+++ Extracted records

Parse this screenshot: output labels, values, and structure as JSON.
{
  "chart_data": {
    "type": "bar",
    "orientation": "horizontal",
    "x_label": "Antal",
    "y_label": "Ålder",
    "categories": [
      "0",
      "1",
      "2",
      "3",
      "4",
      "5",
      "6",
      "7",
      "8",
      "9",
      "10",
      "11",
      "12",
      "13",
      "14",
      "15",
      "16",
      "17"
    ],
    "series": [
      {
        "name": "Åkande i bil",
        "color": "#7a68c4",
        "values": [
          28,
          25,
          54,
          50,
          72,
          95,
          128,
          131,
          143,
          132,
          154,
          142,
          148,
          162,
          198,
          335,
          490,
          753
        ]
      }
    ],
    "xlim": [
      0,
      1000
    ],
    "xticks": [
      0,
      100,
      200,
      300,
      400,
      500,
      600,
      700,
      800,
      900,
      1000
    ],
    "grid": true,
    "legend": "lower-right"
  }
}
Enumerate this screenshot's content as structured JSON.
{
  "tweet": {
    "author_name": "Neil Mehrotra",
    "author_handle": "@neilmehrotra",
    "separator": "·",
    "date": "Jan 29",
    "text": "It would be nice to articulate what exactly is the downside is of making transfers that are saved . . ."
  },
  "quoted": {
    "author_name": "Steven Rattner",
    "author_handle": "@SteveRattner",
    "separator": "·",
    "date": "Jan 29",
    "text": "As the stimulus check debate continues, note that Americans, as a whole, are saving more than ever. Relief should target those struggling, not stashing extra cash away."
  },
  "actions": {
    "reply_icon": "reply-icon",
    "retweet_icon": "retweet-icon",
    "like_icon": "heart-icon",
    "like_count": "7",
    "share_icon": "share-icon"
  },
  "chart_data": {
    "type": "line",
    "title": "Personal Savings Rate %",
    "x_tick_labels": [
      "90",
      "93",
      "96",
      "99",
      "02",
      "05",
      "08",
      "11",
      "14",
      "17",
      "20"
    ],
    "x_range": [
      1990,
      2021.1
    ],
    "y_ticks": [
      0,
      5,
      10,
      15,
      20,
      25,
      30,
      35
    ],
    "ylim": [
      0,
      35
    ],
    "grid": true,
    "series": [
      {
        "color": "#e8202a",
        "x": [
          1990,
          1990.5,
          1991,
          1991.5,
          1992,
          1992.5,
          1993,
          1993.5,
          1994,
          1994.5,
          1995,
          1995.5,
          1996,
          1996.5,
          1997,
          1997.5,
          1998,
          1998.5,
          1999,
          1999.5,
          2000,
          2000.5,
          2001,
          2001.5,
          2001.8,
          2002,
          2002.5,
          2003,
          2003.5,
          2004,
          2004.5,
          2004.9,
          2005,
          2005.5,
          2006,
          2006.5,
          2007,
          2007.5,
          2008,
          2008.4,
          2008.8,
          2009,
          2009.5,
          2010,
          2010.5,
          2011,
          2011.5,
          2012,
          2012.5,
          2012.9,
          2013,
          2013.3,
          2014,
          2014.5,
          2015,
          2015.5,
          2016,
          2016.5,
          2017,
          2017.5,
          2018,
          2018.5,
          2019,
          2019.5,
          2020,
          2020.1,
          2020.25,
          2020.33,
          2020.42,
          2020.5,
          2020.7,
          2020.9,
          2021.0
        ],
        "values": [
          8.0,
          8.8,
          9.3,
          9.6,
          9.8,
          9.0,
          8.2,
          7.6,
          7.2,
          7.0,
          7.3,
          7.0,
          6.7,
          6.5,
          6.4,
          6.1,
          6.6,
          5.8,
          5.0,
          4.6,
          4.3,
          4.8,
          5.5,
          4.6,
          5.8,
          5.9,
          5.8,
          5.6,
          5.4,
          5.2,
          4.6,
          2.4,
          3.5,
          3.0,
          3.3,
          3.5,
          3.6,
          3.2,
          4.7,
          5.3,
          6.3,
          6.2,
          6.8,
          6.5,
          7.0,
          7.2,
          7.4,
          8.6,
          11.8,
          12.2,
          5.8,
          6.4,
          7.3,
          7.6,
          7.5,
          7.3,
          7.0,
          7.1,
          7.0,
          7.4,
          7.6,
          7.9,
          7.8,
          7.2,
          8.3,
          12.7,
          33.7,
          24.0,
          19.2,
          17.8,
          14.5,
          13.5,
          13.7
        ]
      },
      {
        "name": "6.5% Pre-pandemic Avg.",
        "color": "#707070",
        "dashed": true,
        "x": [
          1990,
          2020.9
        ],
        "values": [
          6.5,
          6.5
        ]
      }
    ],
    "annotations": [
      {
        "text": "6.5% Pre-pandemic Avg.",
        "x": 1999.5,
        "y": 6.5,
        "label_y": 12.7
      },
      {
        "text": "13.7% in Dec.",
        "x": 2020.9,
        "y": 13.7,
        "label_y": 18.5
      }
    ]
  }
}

++++++

Written instruction —
Every entry in the listing must be retyped exactly.

Complete output —
Parse this screenshot: output labels, values, and structure as JSON.
{
  "chart_data": {
    "type": "bar",
    "orientation": "horizontal",
    "x_label": "Antal",
    "y_label": "Ålder",
    "categories": [
      "0",
      "1",
      "2",
      "3",
      "4",
      "5",
      "6",
      "7",
      "8",
      "9",
      "10",
      "11",
      "12",
      "13",
      "14",
      "15",
      "16",
      "17"
    ],
    "series": [
      {
        "name": "Åkande i bil",
        "color": "#7a68c4",
        "values": [
          28,
          25,
          54,
          50,
          72,
          95,
          128,
          131,
          143,
          132,
          154,
          142,
          148,
          162,
          198,
          335,
          490,
          753
        ]
      }
    ],
    "xlim": [
      0,
      1000
    ],
    "xticks": [
      0,
      100,
      200,
      300,
      400,
      500,
      600,
      700,
      800,
      900,
      1000
    ],
    "grid": true,
    "legend": "lower-right"
  }
}
Enumerate this screenshot's content as structured JSON.
{
  "tweet": {
    "author_name": "Neil Mehrotra",
    "author_handle": "@neilmehrotra",
    "separator": "·",
    "date": "Jan 29",
    "text": "It would be nice to articulate what exactly is the downside is of making transfers that are saved . . ."
  },
  "quoted": {
    "author_name": "Steven Rattner",
    "author_handle": "@SteveRattner",
    "separator": "·",
    "date": "Jan 29",
    "text": "As the stimulus check debate continues, note that Americans, as a whole, are saving more than ever. Relief should target those struggling, not stashing extra cash away."
  },
  "actions": {
    "reply_icon": "reply-icon",
    "retweet_icon": "retweet-icon",
    "like_icon": "heart-icon",
    "like_count": "7",
    "share_icon": "share-icon"
  },
  "chart_data": {
    "type": "line",
    "title": "Personal Savings Rate %",
    "x_tick_labels": [
      "90",
      "93",
      "96",
      "99",
      "02",
      "05",
      "08",
      "11",
      "14",
      "17",
      "20"
    ],
    "x_range": [
      1990,
      2021.1
    ],
    "y_ticks": [
      0,
      5,
      10,
      15,
      20,
      25,
      30,
      35
    ],
    "ylim": [
      0,
      35
    ],
    "grid": true,
    "series": [
      {
        "color": "#e8202a",
        "x": [
          1990,
          1990.5,
          1991,
          1991.5,
          1992,
          1992.5,
          1993,
          1993.5,
          1994,
          1994.5,
          1995,
          1995.5,
          1996,
          1996.5,
          1997,
          1997.5,
          1998,
          1998.5,
          1999,
          1999.5,
          2000,
          2000.5,
          2001,
          2001.5,
          2001.8,
          2002,
          2002.5,
          2003,
          2003.5,
          2004,
          2004.5,
          2004.9,
          2005,
          2005.5,
          2006,
          2006.5,
          2007,
          2007.5,
          2008,
          2008.4,
          2008.8,
          2009,
          2009.5,
          2010,
          2010.5,
          2011,
          2011.5,
          2012,
          2012.5,
          2012.9,
          2013,
          2013.3,
          2014,
          2014.5,
          2015,
          2015.5,
          2016,
          2016.5,
          2017,
          2017.5,
          2018,
          2018.5,
          2019,
          2019.5,
          2020,
          2020.1,
          2020.25,
          2020.33,
          2020.42,
          2020.5,
          2020.7,
          2020.9,
          2021.0
        ],
        "values": [
          8.0,
          8.8,
          9.3,
          9.6,
          9.8,
          9.0,
          8.2,
          7.6,
          7.2,
          7.0,
          7.3,
          7.0,
          6.7,
          6.5,
          6.4,
          6.1,
          6.6,
          5.8,
          5.0,
          4.6,
          4.3,
          4.8,
          5.5,
          4.6,
          5.8,
          5.9,
          5.8,
          5.6,
          5.4,
          5.2,
          4.6,
          2.4,
          3.5,
          3.0,
          3.3,
          3.5,
          3.6,
          3.2,
          4.7,
          5.3,
          6.3,
          6.2,
          6.8,
          6.5,
          7.0,
          7.2,
          7.4,
          8.6,
          11.8,
          12.2,
          5.8,
          6.4,
          7.3,
          7.6,
          7.5,
          7.3,
          7.0,
          7.1,
          7.0,
          7.4,
          7.6,
          7.9,
          7.8,
          7.2,
          8.3,
          12.7,
          33.7,
          24.0,
          19.2,
          17.8,
          14.5,
          13.5,
          13.7
        ]
      },
      {
        "name": "6.5% Pre-pandemic Avg.",
        "color": "#707070",
        "dashed": true,
        "x": [
          1990,
          2020.9
        ],
        "values": [
          6.5,
          6.5
        ]
      }
    ],
    "annotations": [
      {
        "text": "6.5% Pre-pandemic Avg.",
        "x": 1999.5,
        "y": 6.5,
        "label_y": 12.7
      },
      {
        "text": "13.7% in Dec.",
        "x": 2020.9,
        "y": 13.7,
        "label_y": 18.5
      }
    ]
  }
}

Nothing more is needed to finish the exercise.